## Provided records:
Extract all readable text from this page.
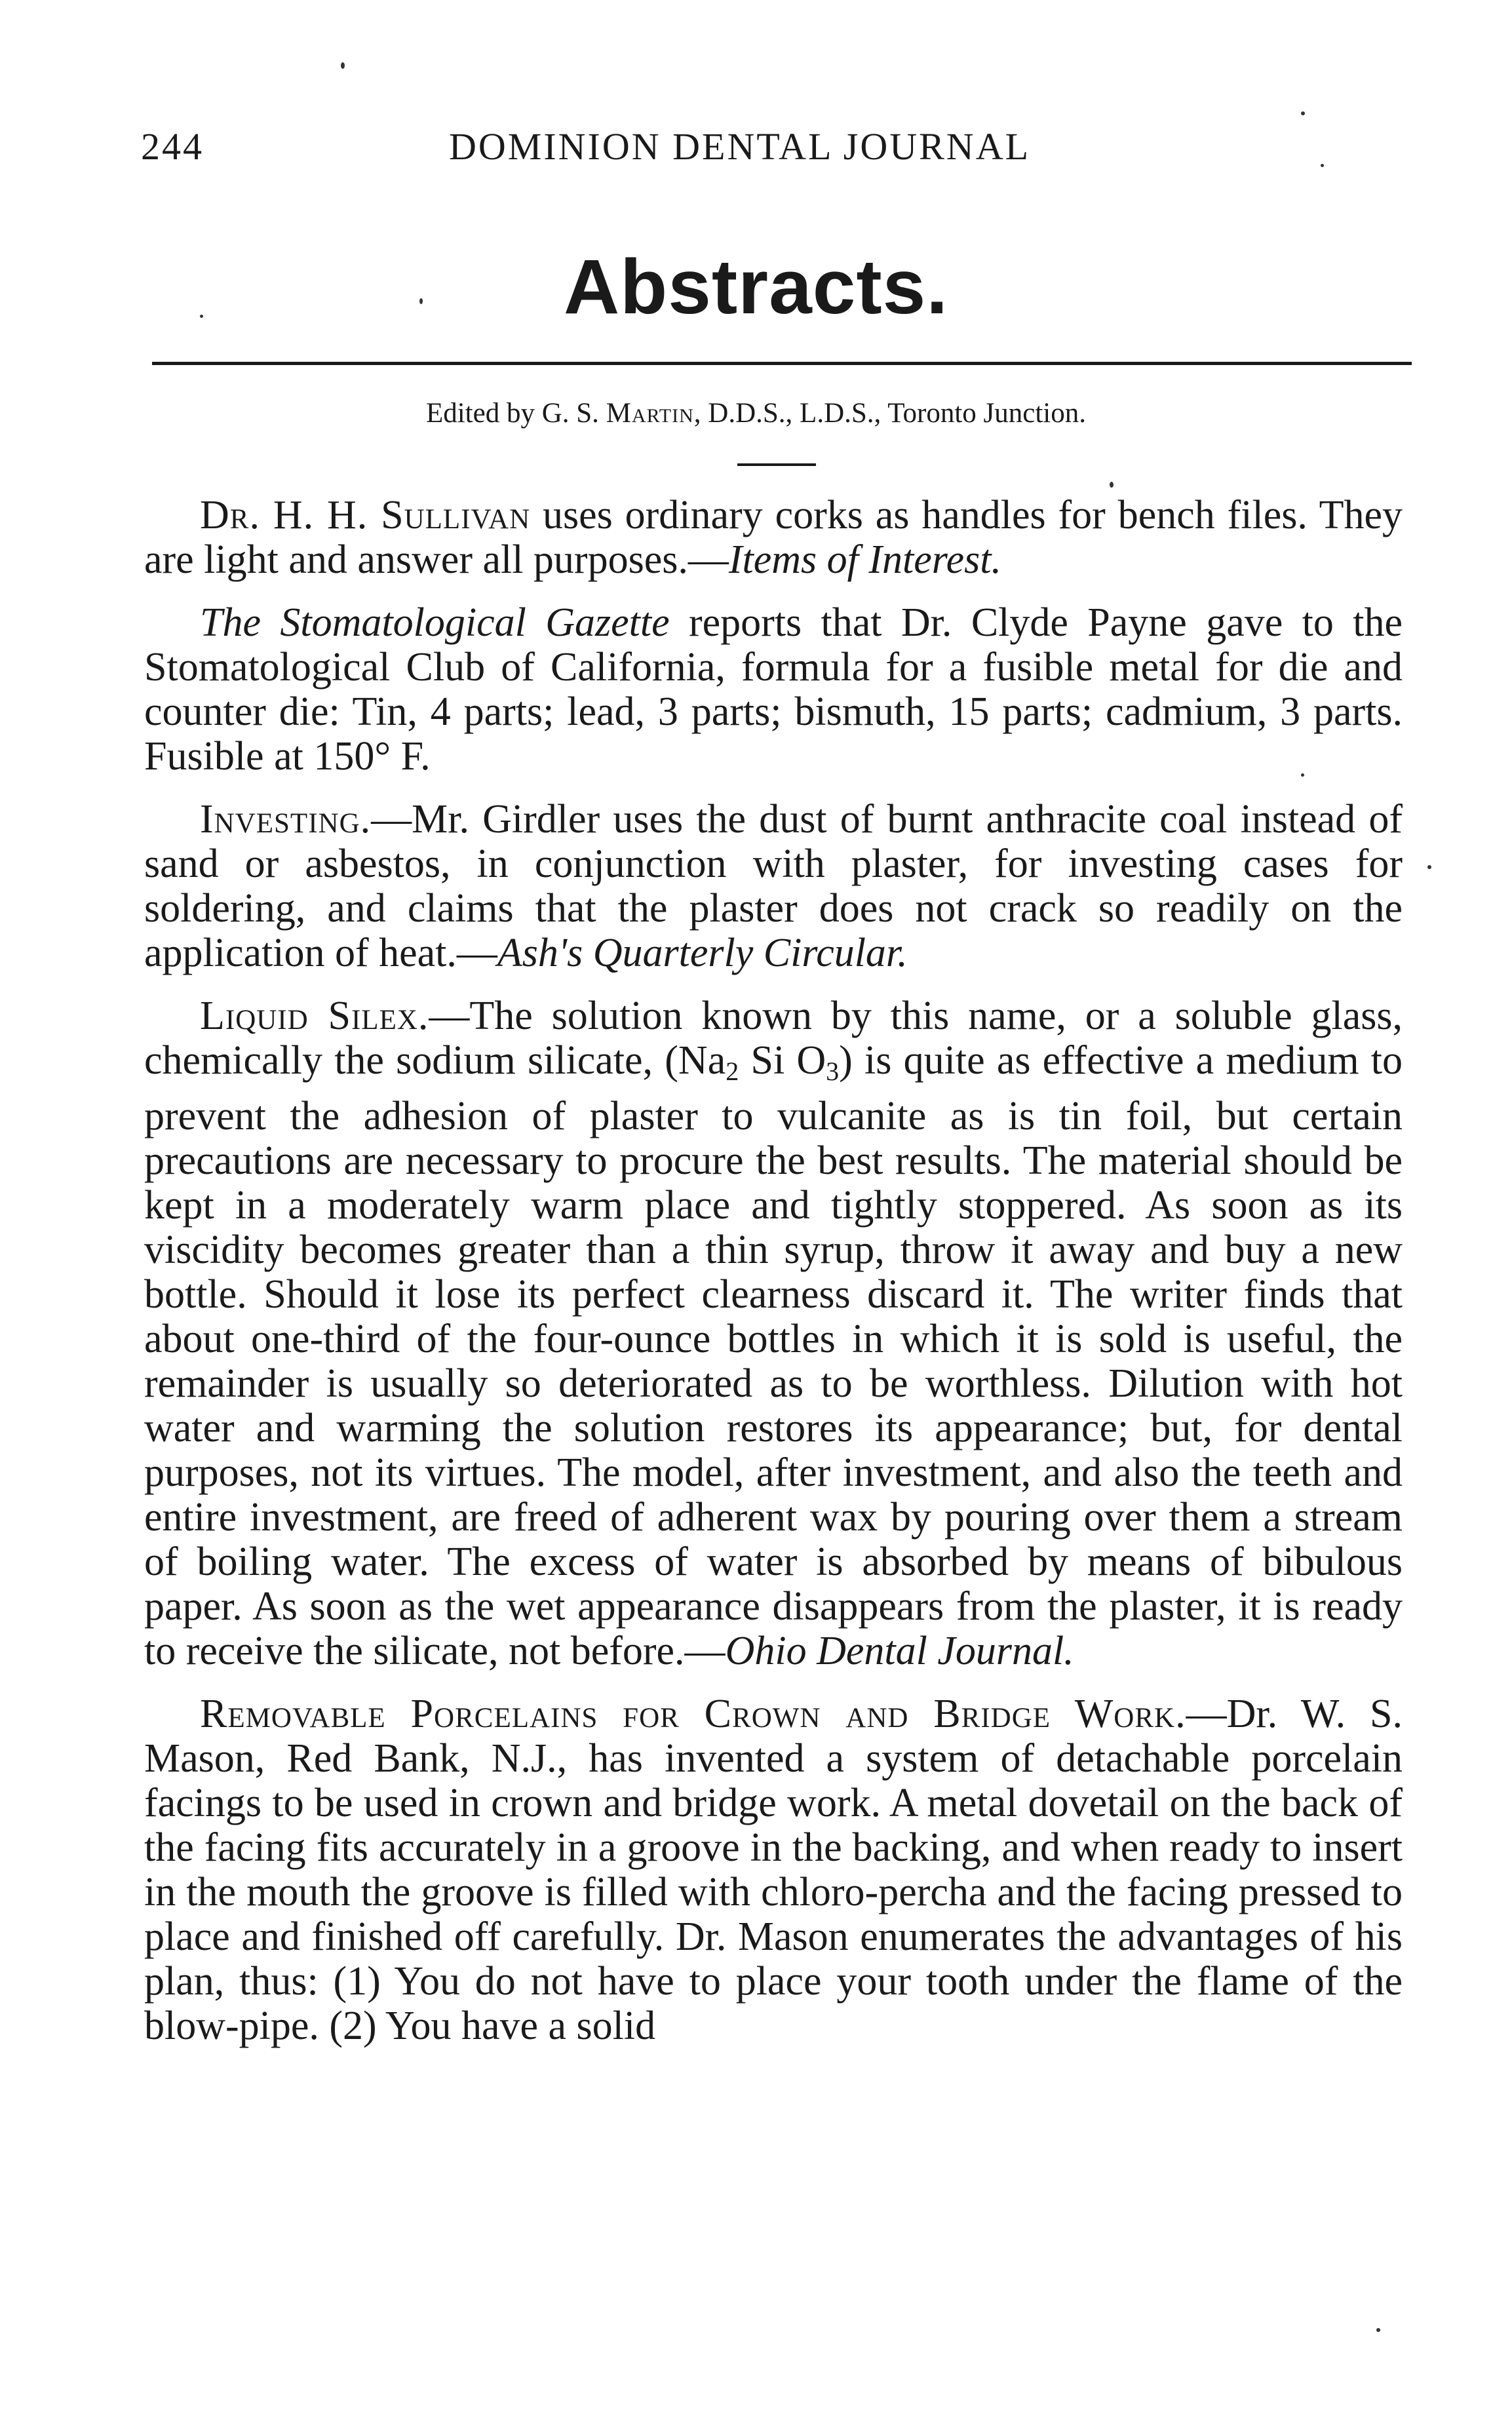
244	DOMINION DENTAL JOURNAL
Abstracts.
Edited by G. S. Martin, D.D.S., L.D.S., Toronto Junction.

Dr. H. H. Sullivan uses ordinary corks as handles for bench files. They are light and answer all purposes.—Items of Interest.

The Stomatological Gazette reports that Dr. Clyde Payne gave to the Stomatological Club of California, formula for a fusible metal for die and counter die: Tin, 4 parts; lead, 3 parts; bismuth, 15 parts; cadmium, 3 parts. Fusible at 150° F.

Investing.—Mr. Girdler uses the dust of burnt anthracite coal instead of sand or asbestos, in conjunction with plaster, for investing cases for soldering, and claims that the plaster does not crack so readily on the application of heat.—Ash's Quarterly Circular.

Liquid Silex.—The solution known by this name, or a soluble glass, chemically the sodium silicate, ($Na_2$ Si $O_3$) is quite as effective a medium to prevent the adhesion of plaster to vulcanite as is tin foil, but certain precautions are necessary to procure the best results. The material should be kept in a moderately warm place and tightly stoppered. As soon as its viscidity becomes greater than a thin syrup, throw it away and buy a new bottle. Should it lose its perfect clearness discard it. The writer finds that about one-third of the four-ounce bottles in which it is sold is useful, the remainder is usually so deteriorated as to be worthless. Dilution with hot water and warming the solution restores its appearance; but, for dental purposes, not its virtues. The model, after investment, and also the teeth and entire investment, are freed of adherent wax by pouring over them a stream of boiling water. The excess of water is absorbed by means of bibulous paper. As soon as the wet appearance disappears from the plaster, it is ready to receive the silicate, not before.—Ohio Dental Journal.

Removable Porcelains for Crown and Bridge Work.—Dr. W. S. Mason, Red Bank, N.J., has invented a system of detachable porcelain facings to be used in crown and bridge work. A metal dovetail on the back of the facing fits accurately in a groove in the backing, and when ready to insert in the mouth the groove is filled with chloro-percha and the facing pressed to place and finished off carefully. Dr. Mason enumerates the advantages of his plan, thus: (1) You do not have to place your tooth under the flame of the blow-pipe. (2) You have a solid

## Your goal:
Copy every record above exactly as written, but leave out the pictures.

## Answer for the task:
Extract all readable text from this page.
244	DOMINION DENTAL JOURNAL
Abstracts.
Edited by G. S. Martin, D.D.S., L.D.S., Toronto Junction.

Dr. H. H. Sullivan uses ordinary corks as handles for bench files. They are light and answer all purposes.—Items of Interest.

The Stomatological Gazette reports that Dr. Clyde Payne gave to the Stomatological Club of California, formula for a fusible metal for die and counter die: Tin, 4 parts; lead, 3 parts; bismuth, 15 parts; cadmium, 3 parts. Fusible at 150° F.

Investing.—Mr. Girdler uses the dust of burnt anthracite coal instead of sand or asbestos, in conjunction with plaster, for investing cases for soldering, and claims that the plaster does not crack so readily on the application of heat.—Ash's Quarterly Circular.

Liquid Silex.—The solution known by this name, or a soluble glass, chemically the sodium silicate, ($Na_2$ Si $O_3$) is quite as effective a medium to prevent the adhesion of plaster to vulcanite as is tin foil, but certain precautions are necessary to procure the best results. The material should be kept in a moderately warm place and tightly stoppered. As soon as its viscidity becomes greater than a thin syrup, throw it away and buy a new bottle. Should it lose its perfect clearness discard it. The writer finds that about one-third of the four-ounce bottles in which it is sold is useful, the remainder is usually so deteriorated as to be worthless. Dilution with hot water and warming the solution restores its appearance; but, for dental purposes, not its virtues. The model, after investment, and also the teeth and entire investment, are freed of adherent wax by pouring over them a stream of boiling water. The excess of water is absorbed by means of bibulous paper. As soon as the wet appearance disappears from the plaster, it is ready to receive the silicate, not before.—Ohio Dental Journal.

Removable Porcelains for Crown and Bridge Work.—Dr. W. S. Mason, Red Bank, N.J., has invented a system of detachable porcelain facings to be used in crown and bridge work. A metal dovetail on the back of the facing fits accurately in a groove in the backing, and when ready to insert in the mouth the groove is filled with chloro-percha and the facing pressed to place and finished off carefully. Dr. Mason enumerates the advantages of his plan, thus: (1) You do not have to place your tooth under the flame of the blow-pipe. (2) You have a solid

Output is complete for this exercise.